- **DIRECTIONS**
Please render the data below as a numbered list, leaving out any blank lines.

- **DATASET RECORDS**
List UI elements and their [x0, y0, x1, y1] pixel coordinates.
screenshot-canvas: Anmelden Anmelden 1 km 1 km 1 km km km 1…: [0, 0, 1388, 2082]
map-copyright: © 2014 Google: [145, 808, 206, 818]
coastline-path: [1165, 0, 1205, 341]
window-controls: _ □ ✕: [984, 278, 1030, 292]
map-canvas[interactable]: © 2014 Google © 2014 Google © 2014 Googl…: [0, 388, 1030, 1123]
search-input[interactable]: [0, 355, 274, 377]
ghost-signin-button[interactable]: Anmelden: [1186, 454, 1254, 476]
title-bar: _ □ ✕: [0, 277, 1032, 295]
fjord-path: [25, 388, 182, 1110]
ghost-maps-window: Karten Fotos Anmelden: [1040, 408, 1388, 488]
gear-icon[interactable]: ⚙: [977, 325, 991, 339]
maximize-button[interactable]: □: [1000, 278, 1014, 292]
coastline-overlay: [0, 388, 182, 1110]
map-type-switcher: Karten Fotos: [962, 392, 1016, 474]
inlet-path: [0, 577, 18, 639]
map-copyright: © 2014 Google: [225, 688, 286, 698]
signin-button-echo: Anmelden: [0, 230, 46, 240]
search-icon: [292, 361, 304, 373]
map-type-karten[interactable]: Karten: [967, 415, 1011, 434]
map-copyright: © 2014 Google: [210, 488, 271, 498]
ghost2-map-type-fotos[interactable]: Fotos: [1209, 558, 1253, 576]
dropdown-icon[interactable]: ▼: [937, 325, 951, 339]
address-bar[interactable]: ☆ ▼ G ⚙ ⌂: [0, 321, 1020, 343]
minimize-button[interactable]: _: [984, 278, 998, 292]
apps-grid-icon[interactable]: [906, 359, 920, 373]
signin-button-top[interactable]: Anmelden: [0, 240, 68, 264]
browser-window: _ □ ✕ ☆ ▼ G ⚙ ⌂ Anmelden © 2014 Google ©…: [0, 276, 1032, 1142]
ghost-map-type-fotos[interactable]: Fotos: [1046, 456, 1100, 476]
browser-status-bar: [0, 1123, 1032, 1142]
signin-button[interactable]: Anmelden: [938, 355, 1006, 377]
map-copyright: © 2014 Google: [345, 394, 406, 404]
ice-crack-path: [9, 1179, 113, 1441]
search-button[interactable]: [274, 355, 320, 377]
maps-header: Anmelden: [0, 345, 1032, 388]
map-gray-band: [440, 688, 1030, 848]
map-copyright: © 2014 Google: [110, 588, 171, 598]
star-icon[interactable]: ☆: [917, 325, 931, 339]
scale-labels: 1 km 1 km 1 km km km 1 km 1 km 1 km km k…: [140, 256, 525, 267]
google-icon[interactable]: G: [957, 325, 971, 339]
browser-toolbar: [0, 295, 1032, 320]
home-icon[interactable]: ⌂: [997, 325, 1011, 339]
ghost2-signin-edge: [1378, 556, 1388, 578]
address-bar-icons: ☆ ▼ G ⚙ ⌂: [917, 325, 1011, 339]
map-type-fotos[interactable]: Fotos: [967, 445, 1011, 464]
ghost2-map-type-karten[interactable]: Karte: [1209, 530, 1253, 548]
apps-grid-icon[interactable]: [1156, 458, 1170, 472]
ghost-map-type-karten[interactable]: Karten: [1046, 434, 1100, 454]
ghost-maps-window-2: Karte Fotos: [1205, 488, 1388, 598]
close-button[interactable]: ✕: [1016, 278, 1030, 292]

- **FULL ANSWER**
1. List UI elements and their [x0, y0, x1, y1] pixel coordinates.
2. screenshot-canvas: Anmelden Anmelden 1 km 1 km 1 km km km 1…: [0, 0, 1388, 2082]
3. map-copyright: © 2014 Google: [145, 808, 206, 818]
4. coastline-path: [1165, 0, 1205, 341]
5. window-controls: _ □ ✕: [984, 278, 1030, 292]
6. map-canvas[interactable]: © 2014 Google © 2014 Google © 2014 Googl…: [0, 388, 1030, 1123]
7. search-input[interactable]: [0, 355, 274, 377]
8. ghost-signin-button[interactable]: Anmelden: [1186, 454, 1254, 476]
9. title-bar: _ □ ✕: [0, 277, 1032, 295]
10. fjord-path: [25, 388, 182, 1110]
11. ghost-maps-window: Karten Fotos Anmelden: [1040, 408, 1388, 488]
12. gear-icon[interactable]: ⚙: [977, 325, 991, 339]
13. maximize-button[interactable]: □: [1000, 278, 1014, 292]
14. coastline-overlay: [0, 388, 182, 1110]
15. map-type-switcher: Karten Fotos: [962, 392, 1016, 474]
16. inlet-path: [0, 577, 18, 639]
17. map-copyright: © 2014 Google: [225, 688, 286, 698]
18. signin-button-echo: Anmelden: [0, 230, 46, 240]
19. search-icon: [292, 361, 304, 373]
20. map-type-karten[interactable]: Karten: [967, 415, 1011, 434]
21. map-copyright: © 2014 Google: [210, 488, 271, 498]
22. ghost2-map-type-fotos[interactable]: Fotos: [1209, 558, 1253, 576]
23. dropdown-icon[interactable]: ▼: [937, 325, 951, 339]
24. address-bar[interactable]: ☆ ▼ G ⚙ ⌂: [0, 321, 1020, 343]
25. minimize-button[interactable]: _: [984, 278, 998, 292]
26. apps-grid-icon[interactable]: [906, 359, 920, 373]
27. signin-button-top[interactable]: Anmelden: [0, 240, 68, 264]
28. browser-window: _ □ ✕ ☆ ▼ G ⚙ ⌂ Anmelden © 2014 Google ©…: [0, 276, 1032, 1142]
29. ghost-map-type-fotos[interactable]: Fotos: [1046, 456, 1100, 476]
30. browser-status-bar: [0, 1123, 1032, 1142]
31. signin-button[interactable]: Anmelden: [938, 355, 1006, 377]
32. map-copyright: © 2014 Google: [345, 394, 406, 404]
33. ice-crack-path: [9, 1179, 113, 1441]
34. search-button[interactable]: [274, 355, 320, 377]
35. maps-header: Anmelden: [0, 345, 1032, 388]
36. map-gray-band: [440, 688, 1030, 848]
37. map-copyright: © 2014 Google: [110, 588, 171, 598]
38. star-icon[interactable]: ☆: [917, 325, 931, 339]
39. scale-labels: 1 km 1 km 1 km km km 1 km 1 km 1 km km k…: [140, 256, 525, 267]
40. google-icon[interactable]: G: [957, 325, 971, 339]
41. browser-toolbar: [0, 295, 1032, 320]
42. home-icon[interactable]: ⌂: [997, 325, 1011, 339]
43. ghost2-signin-edge: [1378, 556, 1388, 578]
44. address-bar-icons: ☆ ▼ G ⚙ ⌂: [917, 325, 1011, 339]
45. map-type-fotos[interactable]: Fotos: [967, 445, 1011, 464]
46. ghost2-map-type-karten[interactable]: Karte: [1209, 530, 1253, 548]
47. apps-grid-icon[interactable]: [1156, 458, 1170, 472]
48. ghost-map-type-karten[interactable]: Karten: [1046, 434, 1100, 454]
49. ghost-maps-window-2: Karte Fotos: [1205, 488, 1388, 598]
50. close-button[interactable]: ✕: [1016, 278, 1030, 292]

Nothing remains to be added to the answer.